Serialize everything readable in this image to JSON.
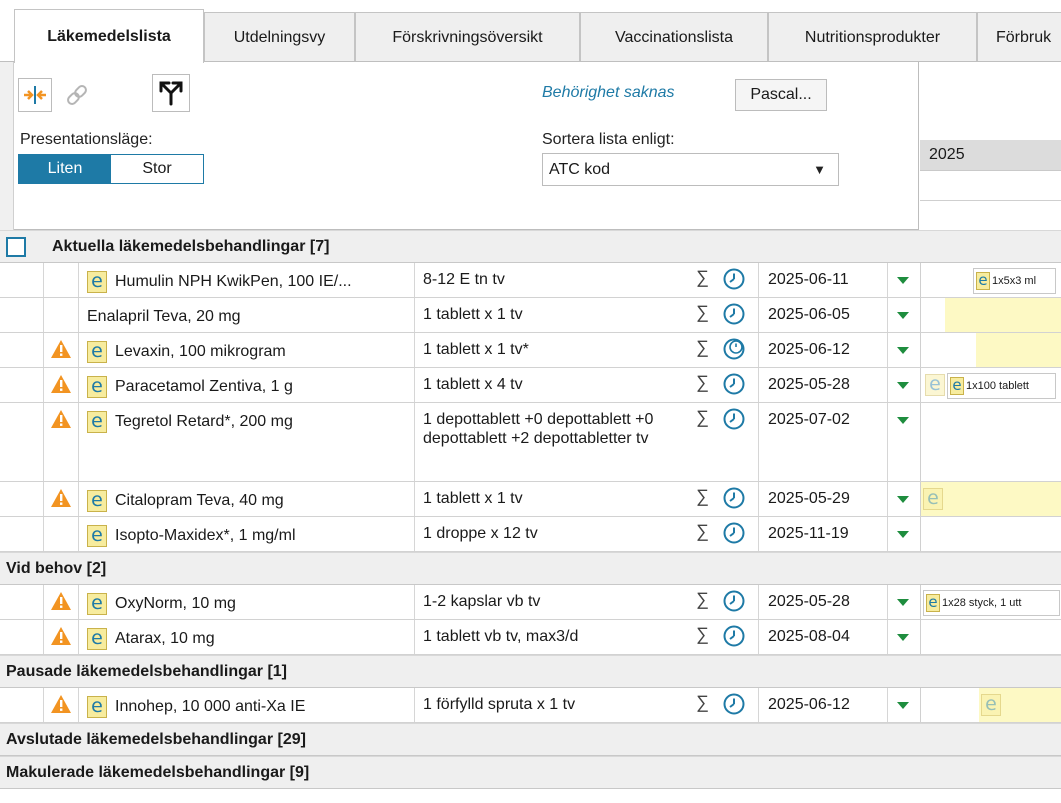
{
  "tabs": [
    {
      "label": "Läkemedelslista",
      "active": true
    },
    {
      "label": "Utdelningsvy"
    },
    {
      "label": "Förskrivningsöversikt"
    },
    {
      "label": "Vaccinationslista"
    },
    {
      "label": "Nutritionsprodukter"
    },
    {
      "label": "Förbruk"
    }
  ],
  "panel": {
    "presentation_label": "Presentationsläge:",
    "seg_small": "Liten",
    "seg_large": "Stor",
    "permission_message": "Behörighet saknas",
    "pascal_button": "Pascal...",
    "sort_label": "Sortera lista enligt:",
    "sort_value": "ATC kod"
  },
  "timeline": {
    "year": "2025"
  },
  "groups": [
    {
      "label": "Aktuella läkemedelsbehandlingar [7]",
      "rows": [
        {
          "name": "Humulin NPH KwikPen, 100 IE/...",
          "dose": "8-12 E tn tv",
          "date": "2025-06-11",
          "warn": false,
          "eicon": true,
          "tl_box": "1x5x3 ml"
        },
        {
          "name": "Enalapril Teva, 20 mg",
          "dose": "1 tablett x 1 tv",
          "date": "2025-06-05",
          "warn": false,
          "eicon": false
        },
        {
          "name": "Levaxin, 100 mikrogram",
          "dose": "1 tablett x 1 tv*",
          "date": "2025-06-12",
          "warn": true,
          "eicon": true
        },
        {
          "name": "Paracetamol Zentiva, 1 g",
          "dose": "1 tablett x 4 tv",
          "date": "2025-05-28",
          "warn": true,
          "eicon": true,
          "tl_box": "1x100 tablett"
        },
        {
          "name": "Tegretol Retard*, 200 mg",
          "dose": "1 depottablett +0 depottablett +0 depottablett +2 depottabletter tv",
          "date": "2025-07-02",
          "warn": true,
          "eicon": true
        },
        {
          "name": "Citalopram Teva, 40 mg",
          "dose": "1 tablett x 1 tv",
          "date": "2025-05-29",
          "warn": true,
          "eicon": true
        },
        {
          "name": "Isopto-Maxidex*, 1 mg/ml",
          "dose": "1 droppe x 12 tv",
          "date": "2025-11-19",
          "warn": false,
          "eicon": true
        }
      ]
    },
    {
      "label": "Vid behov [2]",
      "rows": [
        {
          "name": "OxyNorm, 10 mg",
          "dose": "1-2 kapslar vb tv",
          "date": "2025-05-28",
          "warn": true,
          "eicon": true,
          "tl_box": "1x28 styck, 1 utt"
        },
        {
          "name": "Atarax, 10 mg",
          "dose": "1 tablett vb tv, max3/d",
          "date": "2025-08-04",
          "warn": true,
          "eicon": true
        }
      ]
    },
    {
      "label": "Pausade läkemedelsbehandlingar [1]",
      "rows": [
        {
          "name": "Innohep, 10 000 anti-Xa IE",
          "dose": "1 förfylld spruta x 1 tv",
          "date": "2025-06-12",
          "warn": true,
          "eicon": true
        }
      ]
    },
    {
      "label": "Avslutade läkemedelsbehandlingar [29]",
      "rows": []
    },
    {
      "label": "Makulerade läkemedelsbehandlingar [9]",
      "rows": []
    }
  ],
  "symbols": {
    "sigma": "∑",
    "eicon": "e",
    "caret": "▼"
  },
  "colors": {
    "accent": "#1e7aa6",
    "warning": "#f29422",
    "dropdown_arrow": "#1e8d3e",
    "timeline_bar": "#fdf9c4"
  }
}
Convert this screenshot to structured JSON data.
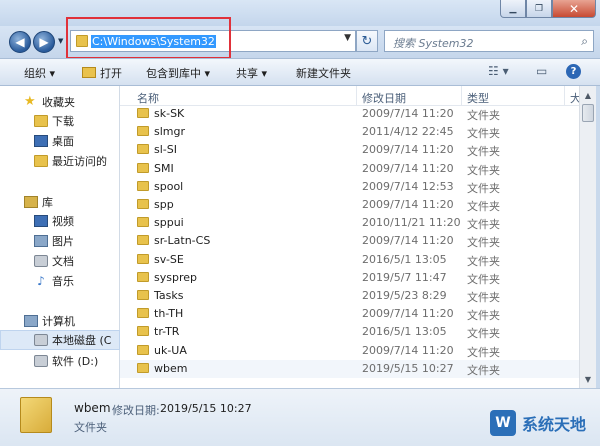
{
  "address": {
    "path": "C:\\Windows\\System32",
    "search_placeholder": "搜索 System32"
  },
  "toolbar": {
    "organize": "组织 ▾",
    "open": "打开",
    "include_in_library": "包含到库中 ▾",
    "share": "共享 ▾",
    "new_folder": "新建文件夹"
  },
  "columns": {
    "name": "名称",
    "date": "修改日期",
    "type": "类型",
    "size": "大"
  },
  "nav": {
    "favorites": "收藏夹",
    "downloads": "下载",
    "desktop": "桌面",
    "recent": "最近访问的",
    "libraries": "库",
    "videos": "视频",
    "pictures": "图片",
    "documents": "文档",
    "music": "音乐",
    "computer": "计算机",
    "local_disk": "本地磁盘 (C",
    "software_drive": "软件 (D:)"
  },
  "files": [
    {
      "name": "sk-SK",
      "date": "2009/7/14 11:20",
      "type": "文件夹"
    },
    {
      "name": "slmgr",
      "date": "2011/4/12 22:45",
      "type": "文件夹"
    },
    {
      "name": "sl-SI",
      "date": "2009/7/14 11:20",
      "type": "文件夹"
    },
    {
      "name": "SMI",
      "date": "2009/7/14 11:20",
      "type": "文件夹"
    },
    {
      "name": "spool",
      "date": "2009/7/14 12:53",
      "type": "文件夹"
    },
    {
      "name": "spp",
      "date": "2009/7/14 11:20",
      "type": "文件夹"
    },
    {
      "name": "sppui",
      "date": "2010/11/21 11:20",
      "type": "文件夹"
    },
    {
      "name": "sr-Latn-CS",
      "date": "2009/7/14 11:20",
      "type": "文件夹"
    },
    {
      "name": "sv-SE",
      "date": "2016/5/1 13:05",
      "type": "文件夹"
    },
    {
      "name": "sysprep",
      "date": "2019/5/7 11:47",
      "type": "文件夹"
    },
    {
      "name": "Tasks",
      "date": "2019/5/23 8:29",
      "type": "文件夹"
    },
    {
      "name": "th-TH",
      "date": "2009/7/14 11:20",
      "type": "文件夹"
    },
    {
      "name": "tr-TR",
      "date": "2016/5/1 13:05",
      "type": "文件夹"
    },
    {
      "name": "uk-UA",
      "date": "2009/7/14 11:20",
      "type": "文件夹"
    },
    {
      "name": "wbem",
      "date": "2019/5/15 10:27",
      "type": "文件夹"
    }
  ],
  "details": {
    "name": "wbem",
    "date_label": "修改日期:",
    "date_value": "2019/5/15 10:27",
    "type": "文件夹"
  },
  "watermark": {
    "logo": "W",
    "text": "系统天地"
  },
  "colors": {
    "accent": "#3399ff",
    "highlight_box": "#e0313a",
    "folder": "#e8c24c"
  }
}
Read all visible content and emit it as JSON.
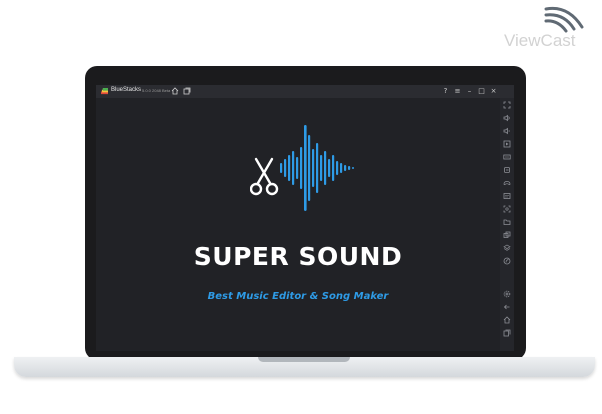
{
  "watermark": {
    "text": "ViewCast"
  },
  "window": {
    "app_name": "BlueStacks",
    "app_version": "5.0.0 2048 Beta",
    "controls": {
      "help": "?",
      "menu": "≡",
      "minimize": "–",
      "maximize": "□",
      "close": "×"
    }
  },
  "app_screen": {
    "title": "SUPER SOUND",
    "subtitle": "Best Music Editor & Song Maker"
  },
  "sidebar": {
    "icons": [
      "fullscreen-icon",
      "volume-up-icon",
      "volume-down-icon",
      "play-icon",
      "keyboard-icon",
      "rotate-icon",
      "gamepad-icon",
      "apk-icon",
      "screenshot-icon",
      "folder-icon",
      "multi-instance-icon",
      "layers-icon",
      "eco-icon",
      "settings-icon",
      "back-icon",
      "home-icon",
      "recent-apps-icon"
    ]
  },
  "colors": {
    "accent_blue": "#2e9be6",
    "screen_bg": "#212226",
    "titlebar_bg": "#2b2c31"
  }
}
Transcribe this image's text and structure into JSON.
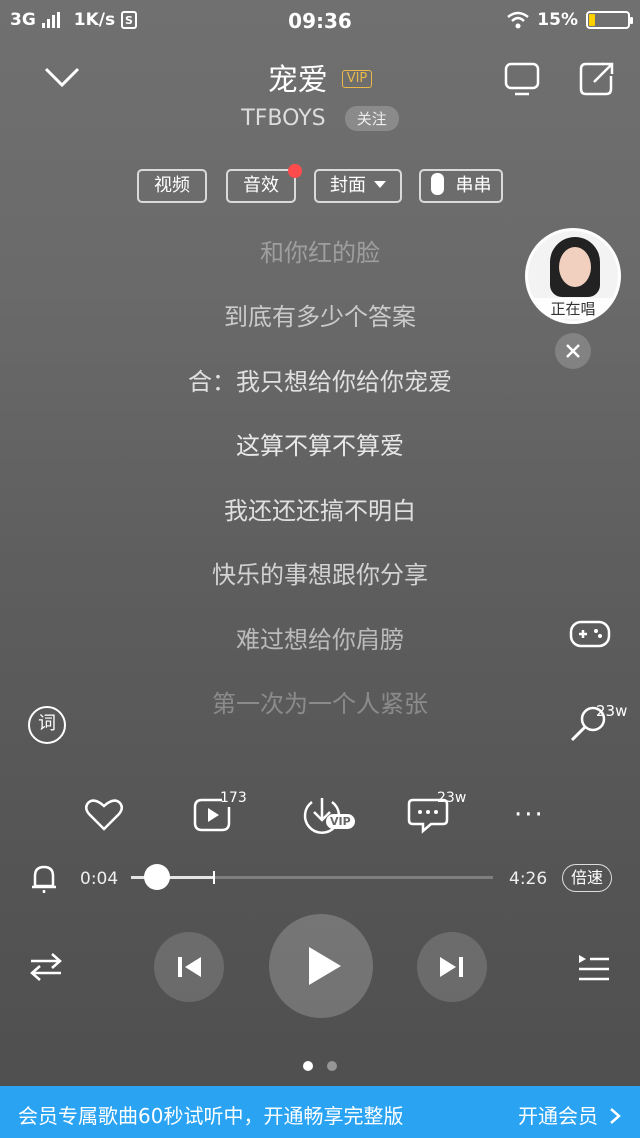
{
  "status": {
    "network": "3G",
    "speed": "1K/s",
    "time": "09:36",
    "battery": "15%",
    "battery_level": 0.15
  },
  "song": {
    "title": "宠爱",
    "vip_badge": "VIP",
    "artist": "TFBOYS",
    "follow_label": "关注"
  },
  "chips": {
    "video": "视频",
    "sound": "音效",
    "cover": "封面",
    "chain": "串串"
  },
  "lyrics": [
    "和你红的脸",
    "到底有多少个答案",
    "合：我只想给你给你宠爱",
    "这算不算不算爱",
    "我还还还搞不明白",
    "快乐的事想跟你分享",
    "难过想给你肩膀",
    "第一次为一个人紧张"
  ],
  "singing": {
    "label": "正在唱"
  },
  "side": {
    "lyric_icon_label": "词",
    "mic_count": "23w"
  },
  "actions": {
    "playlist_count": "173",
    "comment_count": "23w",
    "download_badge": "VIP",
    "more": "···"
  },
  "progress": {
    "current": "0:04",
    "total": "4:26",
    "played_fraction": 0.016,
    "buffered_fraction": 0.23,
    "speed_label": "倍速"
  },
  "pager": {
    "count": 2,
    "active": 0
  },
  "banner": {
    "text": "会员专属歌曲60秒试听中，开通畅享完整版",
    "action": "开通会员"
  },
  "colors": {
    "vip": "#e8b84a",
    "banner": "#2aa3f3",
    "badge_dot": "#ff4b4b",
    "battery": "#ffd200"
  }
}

------------------------

◆ **TASK GOAL**
Report each line of the material above where the word "läkemedelsbehandlingar" appears.

◆ **CORRECT RESPONSE**
      "label": "Aktuella läkemedelsbehandlingar [7]",
      "label": "Pausade läkemedelsbehandlingar [1]",
      "label": "Avslutade läkemedelsbehandlingar [29]",
      "label": "Makulerade läkemedelsbehandlingar [9]",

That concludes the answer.